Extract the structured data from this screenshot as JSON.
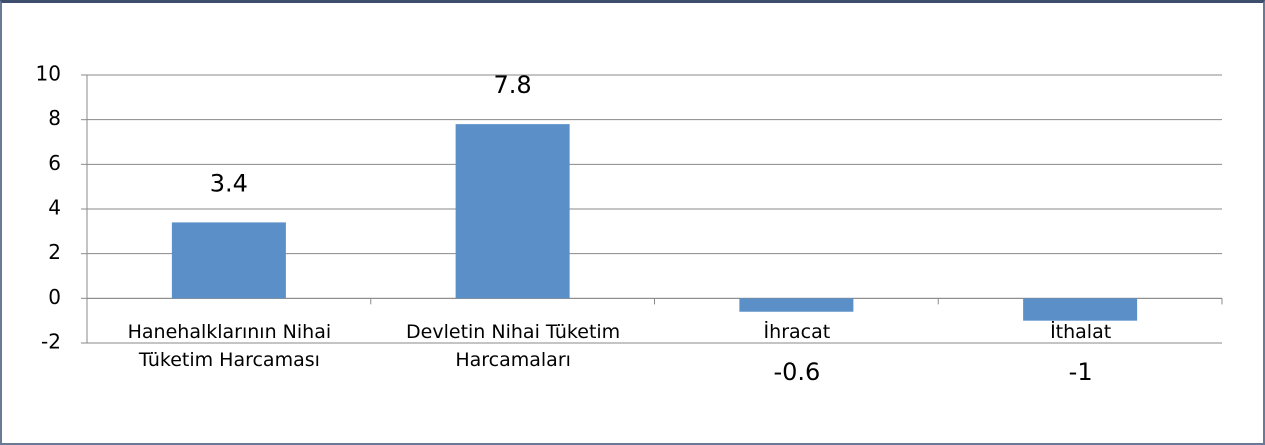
{
  "chart_data": {
    "type": "bar",
    "categories": [
      "Hanehalklarının Nihai Tüketim Harcaması",
      "Devletin Nihai Tüketim Harcamaları",
      "İhracat",
      "İthalat"
    ],
    "values": [
      3.4,
      7.8,
      -0.6,
      -1
    ],
    "color": "#5b8fc7",
    "ylim": [
      -2,
      10
    ],
    "yticks": [
      -2,
      0,
      2,
      4,
      6,
      8,
      10
    ],
    "grid": true
  }
}
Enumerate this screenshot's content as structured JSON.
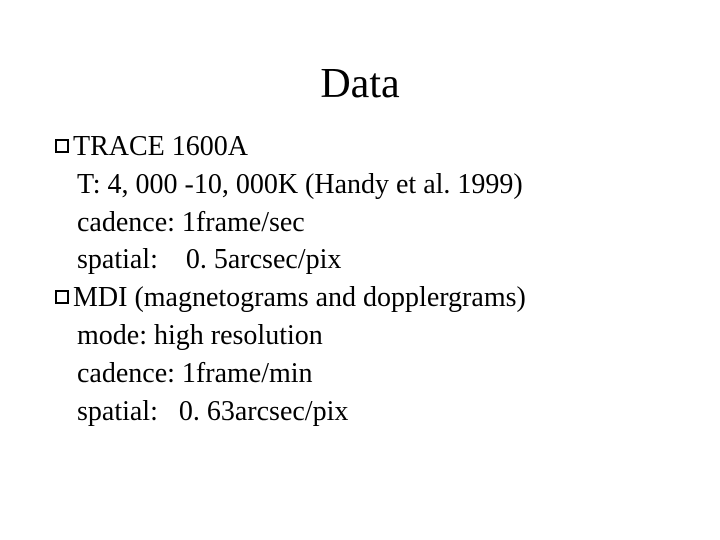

- [Required task] Each entry shown above must be quoted exactly, with its pictures left out.

- [Answer to this problem]
Extract the structured data from this screenshot as JSON.
{
  "chart_data": {
    "type": "bar",
    "categories": [
      "Hanehalklarının Nihai Tüketim Harcaması",
      "Devletin Nihai Tüketim Harcamaları",
      "İhracat",
      "İthalat"
    ],
    "values": [
      3.4,
      7.8,
      -0.6,
      -1
    ],
    "color": "#5b8fc7",
    "ylim": [
      -2,
      10
    ],
    "yticks": [
      -2,
      0,
      2,
      4,
      6,
      8,
      10
    ],
    "grid": true
  }
}
Enumerate this screenshot's content as structured JSON.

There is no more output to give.